Collected data:
──────
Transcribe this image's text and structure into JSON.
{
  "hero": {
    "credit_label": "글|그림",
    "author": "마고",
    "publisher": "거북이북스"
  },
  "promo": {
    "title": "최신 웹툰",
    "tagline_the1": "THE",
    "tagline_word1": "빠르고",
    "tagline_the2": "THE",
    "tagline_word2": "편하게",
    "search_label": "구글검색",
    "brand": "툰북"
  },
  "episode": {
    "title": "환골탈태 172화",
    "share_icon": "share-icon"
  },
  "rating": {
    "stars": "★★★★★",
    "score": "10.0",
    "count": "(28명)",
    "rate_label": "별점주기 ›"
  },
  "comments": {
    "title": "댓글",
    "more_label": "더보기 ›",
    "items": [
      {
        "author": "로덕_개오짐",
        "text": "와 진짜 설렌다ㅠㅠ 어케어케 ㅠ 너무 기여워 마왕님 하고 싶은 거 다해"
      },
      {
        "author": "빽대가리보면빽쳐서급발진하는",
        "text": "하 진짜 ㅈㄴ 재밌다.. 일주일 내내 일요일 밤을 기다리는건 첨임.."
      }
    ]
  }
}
──────
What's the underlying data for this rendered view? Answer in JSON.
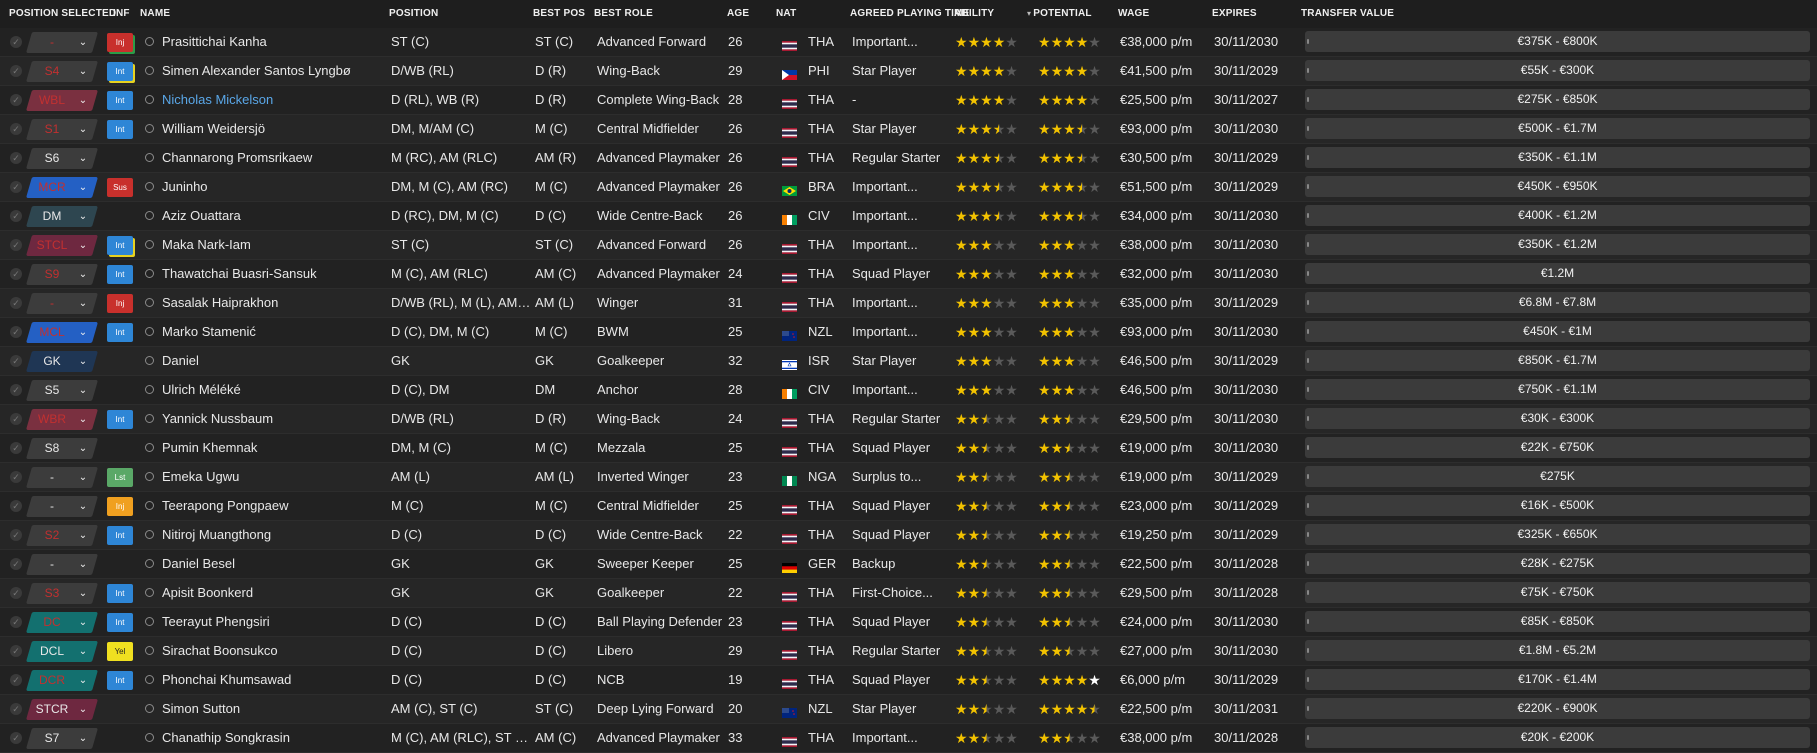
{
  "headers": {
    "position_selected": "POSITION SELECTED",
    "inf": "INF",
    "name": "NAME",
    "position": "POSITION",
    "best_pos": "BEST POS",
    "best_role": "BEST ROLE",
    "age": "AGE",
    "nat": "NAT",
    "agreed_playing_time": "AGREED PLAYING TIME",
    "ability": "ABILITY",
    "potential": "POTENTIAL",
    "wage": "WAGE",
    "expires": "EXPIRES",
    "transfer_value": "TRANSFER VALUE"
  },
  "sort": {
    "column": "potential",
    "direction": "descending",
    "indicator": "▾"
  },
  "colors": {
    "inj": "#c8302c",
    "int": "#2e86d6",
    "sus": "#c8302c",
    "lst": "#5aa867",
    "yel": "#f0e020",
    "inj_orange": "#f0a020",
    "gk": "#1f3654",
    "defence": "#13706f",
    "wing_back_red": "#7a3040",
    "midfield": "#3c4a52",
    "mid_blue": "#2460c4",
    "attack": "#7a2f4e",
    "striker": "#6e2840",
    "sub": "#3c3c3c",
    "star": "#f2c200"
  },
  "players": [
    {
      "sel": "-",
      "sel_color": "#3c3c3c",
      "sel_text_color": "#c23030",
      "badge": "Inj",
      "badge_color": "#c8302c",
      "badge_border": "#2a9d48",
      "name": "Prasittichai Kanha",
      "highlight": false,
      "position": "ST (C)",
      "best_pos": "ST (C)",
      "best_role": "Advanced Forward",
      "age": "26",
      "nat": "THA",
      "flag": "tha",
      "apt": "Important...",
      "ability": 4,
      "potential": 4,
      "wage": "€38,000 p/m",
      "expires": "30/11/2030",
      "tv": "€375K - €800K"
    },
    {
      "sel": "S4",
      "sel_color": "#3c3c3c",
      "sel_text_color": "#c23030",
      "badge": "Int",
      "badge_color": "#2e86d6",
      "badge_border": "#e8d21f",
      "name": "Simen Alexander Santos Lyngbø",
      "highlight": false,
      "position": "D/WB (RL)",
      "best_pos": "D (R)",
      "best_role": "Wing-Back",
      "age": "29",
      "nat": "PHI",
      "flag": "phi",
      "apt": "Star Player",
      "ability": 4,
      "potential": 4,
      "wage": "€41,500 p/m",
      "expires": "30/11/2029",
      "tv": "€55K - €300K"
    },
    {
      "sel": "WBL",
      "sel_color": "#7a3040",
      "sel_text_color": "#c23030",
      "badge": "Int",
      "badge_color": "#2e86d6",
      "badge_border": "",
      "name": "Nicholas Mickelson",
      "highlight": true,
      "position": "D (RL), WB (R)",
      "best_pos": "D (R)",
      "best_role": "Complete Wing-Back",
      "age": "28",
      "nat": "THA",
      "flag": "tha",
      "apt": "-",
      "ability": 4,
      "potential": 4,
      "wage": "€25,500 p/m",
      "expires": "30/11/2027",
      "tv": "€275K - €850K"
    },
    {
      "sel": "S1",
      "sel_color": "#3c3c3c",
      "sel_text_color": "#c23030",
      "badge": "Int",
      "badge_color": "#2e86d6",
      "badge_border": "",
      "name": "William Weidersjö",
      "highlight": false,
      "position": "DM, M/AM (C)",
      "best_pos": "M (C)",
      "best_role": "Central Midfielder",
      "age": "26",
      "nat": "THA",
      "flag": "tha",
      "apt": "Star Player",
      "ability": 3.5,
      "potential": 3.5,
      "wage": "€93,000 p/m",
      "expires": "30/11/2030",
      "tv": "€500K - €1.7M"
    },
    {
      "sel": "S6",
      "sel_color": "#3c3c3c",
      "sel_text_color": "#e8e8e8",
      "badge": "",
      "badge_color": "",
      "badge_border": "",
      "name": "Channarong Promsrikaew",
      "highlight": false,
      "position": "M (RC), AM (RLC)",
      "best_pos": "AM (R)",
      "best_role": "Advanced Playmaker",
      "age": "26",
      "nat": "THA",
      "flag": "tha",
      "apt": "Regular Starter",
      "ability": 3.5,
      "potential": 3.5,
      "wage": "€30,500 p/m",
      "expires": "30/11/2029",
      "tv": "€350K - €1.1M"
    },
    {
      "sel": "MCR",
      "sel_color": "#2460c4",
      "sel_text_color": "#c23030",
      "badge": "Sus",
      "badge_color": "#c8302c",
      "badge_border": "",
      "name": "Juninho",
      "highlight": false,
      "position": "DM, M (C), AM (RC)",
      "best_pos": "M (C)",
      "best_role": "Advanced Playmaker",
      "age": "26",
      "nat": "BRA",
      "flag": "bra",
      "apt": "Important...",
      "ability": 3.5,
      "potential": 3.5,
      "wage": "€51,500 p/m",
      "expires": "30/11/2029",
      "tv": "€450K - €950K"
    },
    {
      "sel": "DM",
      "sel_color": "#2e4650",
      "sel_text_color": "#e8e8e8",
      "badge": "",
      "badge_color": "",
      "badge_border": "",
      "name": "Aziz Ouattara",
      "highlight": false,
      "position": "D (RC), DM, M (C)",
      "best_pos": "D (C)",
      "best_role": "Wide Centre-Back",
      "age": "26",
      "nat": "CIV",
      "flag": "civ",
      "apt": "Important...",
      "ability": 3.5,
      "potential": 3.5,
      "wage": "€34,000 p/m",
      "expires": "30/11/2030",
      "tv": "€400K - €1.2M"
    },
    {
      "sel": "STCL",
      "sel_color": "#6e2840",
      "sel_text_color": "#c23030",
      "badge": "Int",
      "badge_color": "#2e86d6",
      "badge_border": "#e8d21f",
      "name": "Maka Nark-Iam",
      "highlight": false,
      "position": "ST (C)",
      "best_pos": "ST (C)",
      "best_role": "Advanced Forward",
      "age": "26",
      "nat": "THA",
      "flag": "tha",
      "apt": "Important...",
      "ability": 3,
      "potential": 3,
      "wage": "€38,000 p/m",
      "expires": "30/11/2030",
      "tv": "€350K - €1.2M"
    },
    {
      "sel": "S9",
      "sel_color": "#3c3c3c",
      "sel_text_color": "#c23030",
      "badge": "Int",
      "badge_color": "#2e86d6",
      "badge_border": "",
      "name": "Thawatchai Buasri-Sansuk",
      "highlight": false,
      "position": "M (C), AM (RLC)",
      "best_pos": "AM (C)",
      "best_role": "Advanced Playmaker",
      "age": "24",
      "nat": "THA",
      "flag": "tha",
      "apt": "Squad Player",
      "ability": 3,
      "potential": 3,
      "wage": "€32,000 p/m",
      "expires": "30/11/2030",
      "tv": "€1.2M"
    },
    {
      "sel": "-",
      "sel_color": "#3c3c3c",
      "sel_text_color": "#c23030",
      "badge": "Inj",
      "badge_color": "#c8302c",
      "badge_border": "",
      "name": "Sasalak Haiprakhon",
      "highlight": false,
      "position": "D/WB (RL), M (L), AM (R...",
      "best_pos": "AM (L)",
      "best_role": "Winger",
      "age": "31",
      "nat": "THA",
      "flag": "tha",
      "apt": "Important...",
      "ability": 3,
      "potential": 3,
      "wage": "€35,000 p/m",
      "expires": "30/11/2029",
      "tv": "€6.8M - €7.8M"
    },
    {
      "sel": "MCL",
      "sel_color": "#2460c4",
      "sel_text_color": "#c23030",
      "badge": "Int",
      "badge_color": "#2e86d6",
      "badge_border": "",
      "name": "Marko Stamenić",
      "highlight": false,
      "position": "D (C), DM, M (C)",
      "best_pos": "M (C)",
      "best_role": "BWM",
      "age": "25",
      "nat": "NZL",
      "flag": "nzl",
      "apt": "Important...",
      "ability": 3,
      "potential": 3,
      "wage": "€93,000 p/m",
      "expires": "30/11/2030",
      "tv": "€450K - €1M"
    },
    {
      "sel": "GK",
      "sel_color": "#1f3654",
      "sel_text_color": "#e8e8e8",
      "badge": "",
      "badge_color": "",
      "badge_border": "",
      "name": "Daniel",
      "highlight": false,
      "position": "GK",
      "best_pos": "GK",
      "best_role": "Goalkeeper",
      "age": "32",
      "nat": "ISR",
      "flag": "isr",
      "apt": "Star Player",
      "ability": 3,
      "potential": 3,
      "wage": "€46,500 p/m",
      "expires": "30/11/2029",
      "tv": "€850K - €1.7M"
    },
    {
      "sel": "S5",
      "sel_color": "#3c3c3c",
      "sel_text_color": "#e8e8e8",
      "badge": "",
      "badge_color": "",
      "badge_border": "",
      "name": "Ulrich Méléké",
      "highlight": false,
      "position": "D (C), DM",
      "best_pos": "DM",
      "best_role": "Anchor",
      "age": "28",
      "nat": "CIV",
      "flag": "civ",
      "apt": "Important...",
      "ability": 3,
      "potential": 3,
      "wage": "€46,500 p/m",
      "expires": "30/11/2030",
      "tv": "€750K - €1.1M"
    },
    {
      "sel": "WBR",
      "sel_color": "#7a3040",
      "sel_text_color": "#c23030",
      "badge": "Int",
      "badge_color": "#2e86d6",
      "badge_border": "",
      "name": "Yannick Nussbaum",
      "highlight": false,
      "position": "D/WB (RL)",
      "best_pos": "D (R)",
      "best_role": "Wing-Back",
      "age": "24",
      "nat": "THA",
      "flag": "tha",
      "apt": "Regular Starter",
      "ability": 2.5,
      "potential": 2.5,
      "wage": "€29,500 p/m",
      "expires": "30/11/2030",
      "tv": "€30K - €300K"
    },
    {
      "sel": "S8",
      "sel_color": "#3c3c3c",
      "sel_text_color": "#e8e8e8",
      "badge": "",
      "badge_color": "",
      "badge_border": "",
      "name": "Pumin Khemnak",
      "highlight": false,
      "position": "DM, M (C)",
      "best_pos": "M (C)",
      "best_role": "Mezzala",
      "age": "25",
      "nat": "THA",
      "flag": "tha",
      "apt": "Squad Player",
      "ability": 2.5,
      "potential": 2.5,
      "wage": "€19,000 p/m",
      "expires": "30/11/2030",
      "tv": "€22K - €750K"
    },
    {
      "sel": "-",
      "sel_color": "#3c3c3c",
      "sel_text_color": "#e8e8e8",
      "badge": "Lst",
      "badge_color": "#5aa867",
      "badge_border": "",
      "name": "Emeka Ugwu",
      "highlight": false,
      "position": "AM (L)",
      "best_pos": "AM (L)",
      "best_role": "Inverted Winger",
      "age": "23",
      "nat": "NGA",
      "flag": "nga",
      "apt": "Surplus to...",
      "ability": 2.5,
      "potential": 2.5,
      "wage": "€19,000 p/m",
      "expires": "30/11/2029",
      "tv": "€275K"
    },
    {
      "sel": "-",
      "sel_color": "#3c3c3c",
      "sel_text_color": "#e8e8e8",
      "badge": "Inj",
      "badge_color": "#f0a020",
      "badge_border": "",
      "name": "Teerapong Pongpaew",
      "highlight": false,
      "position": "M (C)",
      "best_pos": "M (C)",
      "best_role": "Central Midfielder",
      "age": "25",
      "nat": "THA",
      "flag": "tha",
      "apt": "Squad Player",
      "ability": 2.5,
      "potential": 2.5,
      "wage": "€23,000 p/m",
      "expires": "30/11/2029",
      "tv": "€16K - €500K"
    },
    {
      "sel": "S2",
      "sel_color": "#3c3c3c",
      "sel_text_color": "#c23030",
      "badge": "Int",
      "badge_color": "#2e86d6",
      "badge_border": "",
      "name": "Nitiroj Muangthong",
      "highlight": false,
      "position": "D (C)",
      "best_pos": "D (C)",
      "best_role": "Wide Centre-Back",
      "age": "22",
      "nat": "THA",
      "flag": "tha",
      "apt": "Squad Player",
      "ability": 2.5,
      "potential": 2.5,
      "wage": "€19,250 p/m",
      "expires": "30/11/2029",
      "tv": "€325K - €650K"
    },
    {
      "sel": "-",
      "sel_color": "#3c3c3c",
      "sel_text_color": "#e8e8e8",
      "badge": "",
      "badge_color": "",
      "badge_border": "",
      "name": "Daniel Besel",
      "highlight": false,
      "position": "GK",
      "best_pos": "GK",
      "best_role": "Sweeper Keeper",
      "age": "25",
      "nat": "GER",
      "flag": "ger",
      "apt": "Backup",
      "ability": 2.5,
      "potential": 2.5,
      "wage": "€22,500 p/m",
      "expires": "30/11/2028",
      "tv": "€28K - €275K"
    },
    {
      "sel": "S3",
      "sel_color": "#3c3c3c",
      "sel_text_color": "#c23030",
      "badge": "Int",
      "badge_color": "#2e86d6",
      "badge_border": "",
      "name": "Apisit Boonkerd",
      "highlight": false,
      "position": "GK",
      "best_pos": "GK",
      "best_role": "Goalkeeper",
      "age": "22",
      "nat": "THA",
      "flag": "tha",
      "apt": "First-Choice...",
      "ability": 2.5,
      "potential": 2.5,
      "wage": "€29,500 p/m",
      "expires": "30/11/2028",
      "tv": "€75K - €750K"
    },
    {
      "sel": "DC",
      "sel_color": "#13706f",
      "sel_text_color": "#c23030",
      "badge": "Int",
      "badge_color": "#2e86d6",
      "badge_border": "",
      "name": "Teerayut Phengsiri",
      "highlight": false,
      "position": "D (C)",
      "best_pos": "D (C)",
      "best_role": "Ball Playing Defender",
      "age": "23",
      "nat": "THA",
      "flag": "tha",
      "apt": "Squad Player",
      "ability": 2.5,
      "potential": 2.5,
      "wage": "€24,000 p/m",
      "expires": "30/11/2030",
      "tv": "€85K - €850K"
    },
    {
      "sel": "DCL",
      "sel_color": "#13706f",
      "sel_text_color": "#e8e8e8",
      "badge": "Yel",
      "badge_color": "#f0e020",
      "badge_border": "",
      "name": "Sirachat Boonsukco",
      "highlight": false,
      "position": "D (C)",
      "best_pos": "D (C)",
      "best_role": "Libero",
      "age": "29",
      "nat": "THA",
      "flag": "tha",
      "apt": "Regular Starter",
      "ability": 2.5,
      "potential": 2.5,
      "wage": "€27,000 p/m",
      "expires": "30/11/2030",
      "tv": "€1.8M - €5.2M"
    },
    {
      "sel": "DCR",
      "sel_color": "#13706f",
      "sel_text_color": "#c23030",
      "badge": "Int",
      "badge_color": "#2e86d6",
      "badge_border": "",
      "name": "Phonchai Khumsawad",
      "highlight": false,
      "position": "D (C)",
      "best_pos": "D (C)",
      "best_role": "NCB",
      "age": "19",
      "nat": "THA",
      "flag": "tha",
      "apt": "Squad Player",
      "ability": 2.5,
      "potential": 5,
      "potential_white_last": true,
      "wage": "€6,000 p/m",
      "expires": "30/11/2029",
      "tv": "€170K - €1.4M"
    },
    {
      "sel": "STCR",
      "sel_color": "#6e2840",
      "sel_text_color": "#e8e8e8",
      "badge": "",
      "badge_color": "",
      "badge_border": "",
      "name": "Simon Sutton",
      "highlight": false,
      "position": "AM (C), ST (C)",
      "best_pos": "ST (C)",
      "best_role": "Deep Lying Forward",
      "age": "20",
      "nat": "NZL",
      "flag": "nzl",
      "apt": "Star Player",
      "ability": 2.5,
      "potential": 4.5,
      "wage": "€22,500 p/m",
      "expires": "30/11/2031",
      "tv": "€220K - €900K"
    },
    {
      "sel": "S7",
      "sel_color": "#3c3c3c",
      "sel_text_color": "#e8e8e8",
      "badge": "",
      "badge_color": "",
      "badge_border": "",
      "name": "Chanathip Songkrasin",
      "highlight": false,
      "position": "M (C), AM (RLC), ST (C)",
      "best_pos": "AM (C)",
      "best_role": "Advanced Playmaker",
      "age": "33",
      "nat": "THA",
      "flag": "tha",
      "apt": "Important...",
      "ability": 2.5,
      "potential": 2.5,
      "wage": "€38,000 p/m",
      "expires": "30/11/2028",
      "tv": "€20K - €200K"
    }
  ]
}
──────
PROBLEM REQUIREMENTS
Filter the records down to the lines that contain the string "author", and copy those lines.

FINISHED TASK
    "author": "마고",
        "author": "로덕_개오짐",
        "author": "빽대가리보면빽쳐서급발진하는",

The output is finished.